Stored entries
========================================
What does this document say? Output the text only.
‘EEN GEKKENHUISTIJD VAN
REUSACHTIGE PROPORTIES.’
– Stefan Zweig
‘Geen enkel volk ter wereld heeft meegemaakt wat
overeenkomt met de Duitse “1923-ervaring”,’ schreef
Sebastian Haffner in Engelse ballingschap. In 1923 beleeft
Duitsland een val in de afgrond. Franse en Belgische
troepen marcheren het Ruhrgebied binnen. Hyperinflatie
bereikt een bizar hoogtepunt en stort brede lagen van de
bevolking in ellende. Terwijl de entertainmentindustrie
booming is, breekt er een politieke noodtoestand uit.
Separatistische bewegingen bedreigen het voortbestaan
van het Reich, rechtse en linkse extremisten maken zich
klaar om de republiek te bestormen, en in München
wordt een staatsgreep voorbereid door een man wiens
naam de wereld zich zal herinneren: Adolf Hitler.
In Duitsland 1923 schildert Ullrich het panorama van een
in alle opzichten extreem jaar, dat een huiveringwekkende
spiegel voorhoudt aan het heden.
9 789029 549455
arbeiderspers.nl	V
========================================
*PROBLEM TO SOLVE*. Output the records above in their entirety, exactly.

*REPLY TO THE EXERCISE*.
What does this document say? Output the text only.
‘EEN GEKKENHUISTIJD VAN
REUSACHTIGE PROPORTIES.’
– Stefan Zweig
‘Geen enkel volk ter wereld heeft meegemaakt wat
overeenkomt met de Duitse “1923-ervaring”,’ schreef
Sebastian Haffner in Engelse ballingschap. In 1923 beleeft
Duitsland een val in de afgrond. Franse en Belgische
troepen marcheren het Ruhrgebied binnen. Hyperinflatie
bereikt een bizar hoogtepunt en stort brede lagen van de
bevolking in ellende. Terwijl de entertainmentindustrie
booming is, breekt er een politieke noodtoestand uit.
Separatistische bewegingen bedreigen het voortbestaan
van het Reich, rechtse en linkse extremisten maken zich
klaar om de republiek te bestormen, en in München
wordt een staatsgreep voorbereid door een man wiens
naam de wereld zich zal herinneren: Adolf Hitler.
In Duitsland 1923 schildert Ullrich het panorama van een
in alle opzichten extreem jaar, dat een huiveringwekkende
spiegel voorhoudt aan het heden.
9 789029 549455
arbeiderspers.nl	V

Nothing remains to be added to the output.